(PROBLEM TO WORK ON): An identical copy of the listing below is all the answer should contain.

RAW DATA: Begin

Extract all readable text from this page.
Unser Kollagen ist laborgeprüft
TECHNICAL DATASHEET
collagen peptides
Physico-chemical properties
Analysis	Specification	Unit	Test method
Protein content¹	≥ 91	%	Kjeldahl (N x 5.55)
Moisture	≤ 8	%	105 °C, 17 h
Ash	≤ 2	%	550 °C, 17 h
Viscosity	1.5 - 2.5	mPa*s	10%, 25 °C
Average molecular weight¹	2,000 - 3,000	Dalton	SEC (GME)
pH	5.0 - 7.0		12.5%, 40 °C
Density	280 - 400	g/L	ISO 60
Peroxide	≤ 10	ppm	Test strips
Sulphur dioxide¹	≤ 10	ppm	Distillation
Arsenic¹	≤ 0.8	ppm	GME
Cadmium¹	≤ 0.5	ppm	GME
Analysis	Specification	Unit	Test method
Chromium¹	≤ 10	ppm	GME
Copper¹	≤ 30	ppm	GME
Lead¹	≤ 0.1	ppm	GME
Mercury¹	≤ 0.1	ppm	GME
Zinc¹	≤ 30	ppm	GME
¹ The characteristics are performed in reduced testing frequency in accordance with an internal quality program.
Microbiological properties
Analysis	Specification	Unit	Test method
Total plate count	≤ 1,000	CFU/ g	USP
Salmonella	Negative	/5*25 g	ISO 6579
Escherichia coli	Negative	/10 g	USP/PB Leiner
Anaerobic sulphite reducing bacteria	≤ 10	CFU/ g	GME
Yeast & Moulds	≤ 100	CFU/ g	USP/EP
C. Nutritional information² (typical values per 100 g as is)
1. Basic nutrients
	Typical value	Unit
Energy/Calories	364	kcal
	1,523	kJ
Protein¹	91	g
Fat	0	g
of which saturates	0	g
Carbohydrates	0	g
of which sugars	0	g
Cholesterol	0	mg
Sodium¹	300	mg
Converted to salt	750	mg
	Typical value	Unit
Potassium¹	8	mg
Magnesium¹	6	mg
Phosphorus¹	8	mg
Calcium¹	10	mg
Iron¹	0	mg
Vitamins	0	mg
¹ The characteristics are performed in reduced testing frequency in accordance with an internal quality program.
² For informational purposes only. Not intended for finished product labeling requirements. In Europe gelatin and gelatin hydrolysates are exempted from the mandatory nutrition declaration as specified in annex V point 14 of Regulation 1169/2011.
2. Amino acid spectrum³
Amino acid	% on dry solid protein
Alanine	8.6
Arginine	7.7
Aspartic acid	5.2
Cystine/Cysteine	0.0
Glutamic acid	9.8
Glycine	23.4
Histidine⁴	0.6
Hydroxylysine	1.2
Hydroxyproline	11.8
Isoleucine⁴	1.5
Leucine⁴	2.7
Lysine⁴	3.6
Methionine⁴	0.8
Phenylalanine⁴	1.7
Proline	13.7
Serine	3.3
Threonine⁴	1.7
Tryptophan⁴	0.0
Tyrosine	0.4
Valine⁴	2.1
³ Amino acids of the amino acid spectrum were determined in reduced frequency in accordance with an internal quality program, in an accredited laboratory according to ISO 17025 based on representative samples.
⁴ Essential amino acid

RAW DATA: End

(WRITTEN RESPONSE):
Extract all readable text from this page.
Unser Kollagen ist laborgeprüft
TECHNICAL DATASHEET
collagen peptides
Physico-chemical properties
Analysis	Specification	Unit	Test method
Protein content¹	≥ 91	%	Kjeldahl (N x 5.55)
Moisture	≤ 8	%	105 °C, 17 h
Ash	≤ 2	%	550 °C, 17 h
Viscosity	1.5 - 2.5	mPa*s	10%, 25 °C
Average molecular weight¹	2,000 - 3,000	Dalton	SEC (GME)
pH	5.0 - 7.0		12.5%, 40 °C
Density	280 - 400	g/L	ISO 60
Peroxide	≤ 10	ppm	Test strips
Sulphur dioxide¹	≤ 10	ppm	Distillation
Arsenic¹	≤ 0.8	ppm	GME
Cadmium¹	≤ 0.5	ppm	GME
Analysis	Specification	Unit	Test method
Chromium¹	≤ 10	ppm	GME
Copper¹	≤ 30	ppm	GME
Lead¹	≤ 0.1	ppm	GME
Mercury¹	≤ 0.1	ppm	GME
Zinc¹	≤ 30	ppm	GME
¹ The characteristics are performed in reduced testing frequency in accordance with an internal quality program.
Microbiological properties
Analysis	Specification	Unit	Test method
Total plate count	≤ 1,000	CFU/ g	USP
Salmonella	Negative	/5*25 g	ISO 6579
Escherichia coli	Negative	/10 g	USP/PB Leiner
Anaerobic sulphite reducing bacteria	≤ 10	CFU/ g	GME
Yeast & Moulds	≤ 100	CFU/ g	USP/EP
C. Nutritional information² (typical values per 100 g as is)
1. Basic nutrients
	Typical value	Unit
Energy/Calories	364	kcal
	1,523	kJ
Protein¹	91	g
Fat	0	g
of which saturates	0	g
Carbohydrates	0	g
of which sugars	0	g
Cholesterol	0	mg
Sodium¹	300	mg
Converted to salt	750	mg
	Typical value	Unit
Potassium¹	8	mg
Magnesium¹	6	mg
Phosphorus¹	8	mg
Calcium¹	10	mg
Iron¹	0	mg
Vitamins	0	mg
¹ The characteristics are performed in reduced testing frequency in accordance with an internal quality program.
² For informational purposes only. Not intended for finished product labeling requirements. In Europe gelatin and gelatin hydrolysates are exempted from the mandatory nutrition declaration as specified in annex V point 14 of Regulation 1169/2011.
2. Amino acid spectrum³
Amino acid	% on dry solid protein
Alanine	8.6
Arginine	7.7
Aspartic acid	5.2
Cystine/Cysteine	0.0
Glutamic acid	9.8
Glycine	23.4
Histidine⁴	0.6
Hydroxylysine	1.2
Hydroxyproline	11.8
Isoleucine⁴	1.5
Leucine⁴	2.7
Lysine⁴	3.6
Methionine⁴	0.8
Phenylalanine⁴	1.7
Proline	13.7
Serine	3.3
Threonine⁴	1.7
Tryptophan⁴	0.0
Tyrosine	0.4
Valine⁴	2.1
³ Amino acids of the amino acid spectrum were determined in reduced frequency in accordance with an internal quality program, in an accredited laboratory according to ISO 17025 based on representative samples.
⁴ Essential amino acid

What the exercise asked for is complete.